JOB:
List each line of the material below that contains the word "main". Case counts.

Saved data entries:
----
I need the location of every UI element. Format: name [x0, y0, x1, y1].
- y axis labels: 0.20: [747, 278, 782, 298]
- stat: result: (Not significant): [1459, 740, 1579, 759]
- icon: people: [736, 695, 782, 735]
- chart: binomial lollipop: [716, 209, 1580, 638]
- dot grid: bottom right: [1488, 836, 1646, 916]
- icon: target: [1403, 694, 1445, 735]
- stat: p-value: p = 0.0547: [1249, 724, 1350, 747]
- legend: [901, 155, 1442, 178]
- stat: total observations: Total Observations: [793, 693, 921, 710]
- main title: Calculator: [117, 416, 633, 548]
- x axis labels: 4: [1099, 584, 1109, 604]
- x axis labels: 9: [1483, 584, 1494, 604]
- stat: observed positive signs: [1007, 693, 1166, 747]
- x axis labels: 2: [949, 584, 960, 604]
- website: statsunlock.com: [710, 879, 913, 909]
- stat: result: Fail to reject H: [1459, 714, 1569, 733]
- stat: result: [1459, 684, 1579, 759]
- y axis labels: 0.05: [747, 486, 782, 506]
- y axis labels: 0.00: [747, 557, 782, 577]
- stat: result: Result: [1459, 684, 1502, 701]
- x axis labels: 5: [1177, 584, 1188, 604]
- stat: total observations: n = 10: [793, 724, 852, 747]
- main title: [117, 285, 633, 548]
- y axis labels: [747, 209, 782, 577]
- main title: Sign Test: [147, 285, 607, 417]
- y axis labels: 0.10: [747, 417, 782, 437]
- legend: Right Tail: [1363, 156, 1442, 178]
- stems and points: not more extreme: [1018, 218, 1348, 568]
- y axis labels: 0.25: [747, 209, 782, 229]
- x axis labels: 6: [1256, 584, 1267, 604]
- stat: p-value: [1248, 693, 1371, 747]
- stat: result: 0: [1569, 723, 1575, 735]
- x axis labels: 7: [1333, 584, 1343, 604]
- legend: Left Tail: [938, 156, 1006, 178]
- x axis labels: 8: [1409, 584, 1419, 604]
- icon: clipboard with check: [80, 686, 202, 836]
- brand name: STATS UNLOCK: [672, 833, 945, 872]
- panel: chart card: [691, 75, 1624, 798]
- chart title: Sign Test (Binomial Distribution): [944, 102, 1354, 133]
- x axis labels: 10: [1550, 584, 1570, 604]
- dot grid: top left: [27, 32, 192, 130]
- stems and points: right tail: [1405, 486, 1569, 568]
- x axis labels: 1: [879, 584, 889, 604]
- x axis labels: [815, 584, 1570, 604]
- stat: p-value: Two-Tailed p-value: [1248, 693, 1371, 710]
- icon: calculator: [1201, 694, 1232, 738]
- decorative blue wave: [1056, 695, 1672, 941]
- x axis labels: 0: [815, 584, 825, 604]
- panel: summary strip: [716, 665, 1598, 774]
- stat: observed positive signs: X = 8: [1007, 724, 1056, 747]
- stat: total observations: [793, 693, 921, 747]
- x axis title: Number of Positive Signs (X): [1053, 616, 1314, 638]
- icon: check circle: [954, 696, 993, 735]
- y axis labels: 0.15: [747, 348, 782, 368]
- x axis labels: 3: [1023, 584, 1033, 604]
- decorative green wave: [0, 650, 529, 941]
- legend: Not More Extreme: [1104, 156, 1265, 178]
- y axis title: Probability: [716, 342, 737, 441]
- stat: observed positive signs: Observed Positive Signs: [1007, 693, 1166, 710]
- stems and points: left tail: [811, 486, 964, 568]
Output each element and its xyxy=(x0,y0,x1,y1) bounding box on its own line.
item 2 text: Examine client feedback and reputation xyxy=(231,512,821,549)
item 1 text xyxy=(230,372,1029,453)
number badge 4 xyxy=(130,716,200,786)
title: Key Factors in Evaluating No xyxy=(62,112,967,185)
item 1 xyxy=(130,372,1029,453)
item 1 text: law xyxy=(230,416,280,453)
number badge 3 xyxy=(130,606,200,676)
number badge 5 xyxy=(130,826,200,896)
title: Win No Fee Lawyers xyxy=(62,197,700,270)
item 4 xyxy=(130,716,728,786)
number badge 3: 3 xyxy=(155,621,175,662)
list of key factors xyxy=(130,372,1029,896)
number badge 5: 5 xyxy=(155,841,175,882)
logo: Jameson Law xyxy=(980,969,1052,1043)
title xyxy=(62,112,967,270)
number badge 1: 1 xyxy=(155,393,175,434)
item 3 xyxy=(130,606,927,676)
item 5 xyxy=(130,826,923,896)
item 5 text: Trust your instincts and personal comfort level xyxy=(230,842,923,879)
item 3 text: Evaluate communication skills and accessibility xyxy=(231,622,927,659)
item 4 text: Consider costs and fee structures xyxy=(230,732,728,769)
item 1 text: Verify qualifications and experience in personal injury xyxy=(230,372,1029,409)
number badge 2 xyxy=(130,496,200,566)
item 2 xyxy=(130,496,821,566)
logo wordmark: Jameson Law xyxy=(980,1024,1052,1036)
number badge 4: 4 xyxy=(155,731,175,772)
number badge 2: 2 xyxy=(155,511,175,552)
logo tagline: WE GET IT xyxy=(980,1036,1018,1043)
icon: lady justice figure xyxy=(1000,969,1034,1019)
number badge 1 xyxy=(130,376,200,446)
----
REPLY:
- main title: Calculator: [117, 416, 633, 548]
- main title: [117, 285, 633, 548]
- main title: Sign Test: [147, 285, 607, 417]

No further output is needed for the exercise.